Dataset excerpts:
=======
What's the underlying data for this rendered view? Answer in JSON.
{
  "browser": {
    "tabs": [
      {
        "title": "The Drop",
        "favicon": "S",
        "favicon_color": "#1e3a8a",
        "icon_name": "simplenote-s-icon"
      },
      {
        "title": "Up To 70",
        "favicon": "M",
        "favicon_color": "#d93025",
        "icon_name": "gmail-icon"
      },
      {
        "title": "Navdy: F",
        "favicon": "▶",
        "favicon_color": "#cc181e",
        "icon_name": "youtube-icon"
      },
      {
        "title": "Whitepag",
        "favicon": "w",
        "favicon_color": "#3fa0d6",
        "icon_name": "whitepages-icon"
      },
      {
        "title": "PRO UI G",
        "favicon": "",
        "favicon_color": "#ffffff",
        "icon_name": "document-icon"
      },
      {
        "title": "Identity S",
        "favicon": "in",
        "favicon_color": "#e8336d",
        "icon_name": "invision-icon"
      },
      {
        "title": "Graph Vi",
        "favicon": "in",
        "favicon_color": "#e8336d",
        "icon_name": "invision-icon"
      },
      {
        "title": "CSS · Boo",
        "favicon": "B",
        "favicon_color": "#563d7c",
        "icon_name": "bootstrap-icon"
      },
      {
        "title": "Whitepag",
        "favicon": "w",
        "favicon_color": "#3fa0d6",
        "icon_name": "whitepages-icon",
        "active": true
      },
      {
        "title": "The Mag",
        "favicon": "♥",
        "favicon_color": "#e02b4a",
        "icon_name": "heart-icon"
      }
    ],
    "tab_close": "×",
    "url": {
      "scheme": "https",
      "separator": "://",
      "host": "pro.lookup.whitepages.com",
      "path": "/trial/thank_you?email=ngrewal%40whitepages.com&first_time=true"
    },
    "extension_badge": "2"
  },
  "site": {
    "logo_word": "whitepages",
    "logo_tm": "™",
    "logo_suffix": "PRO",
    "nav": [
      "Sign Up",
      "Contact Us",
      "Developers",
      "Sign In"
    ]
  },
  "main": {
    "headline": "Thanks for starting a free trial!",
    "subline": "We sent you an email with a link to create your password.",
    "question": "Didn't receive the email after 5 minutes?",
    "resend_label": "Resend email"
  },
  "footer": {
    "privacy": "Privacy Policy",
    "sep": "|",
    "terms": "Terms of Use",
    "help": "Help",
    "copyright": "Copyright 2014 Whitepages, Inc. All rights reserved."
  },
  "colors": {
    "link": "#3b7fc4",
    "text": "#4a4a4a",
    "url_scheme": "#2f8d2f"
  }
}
=======
→ **The request**
Show every line of the listing in which the string "email" can be found.

→ **Answer to the problem**
      "path": "/trial/thank_you?email=ngrewal%40whitepages.com&first_time=true"
    "subline": "We sent you an email with a link to create your password.",
    "question": "Didn't receive the email after 5 minutes?",
    "resend_label": "Resend email"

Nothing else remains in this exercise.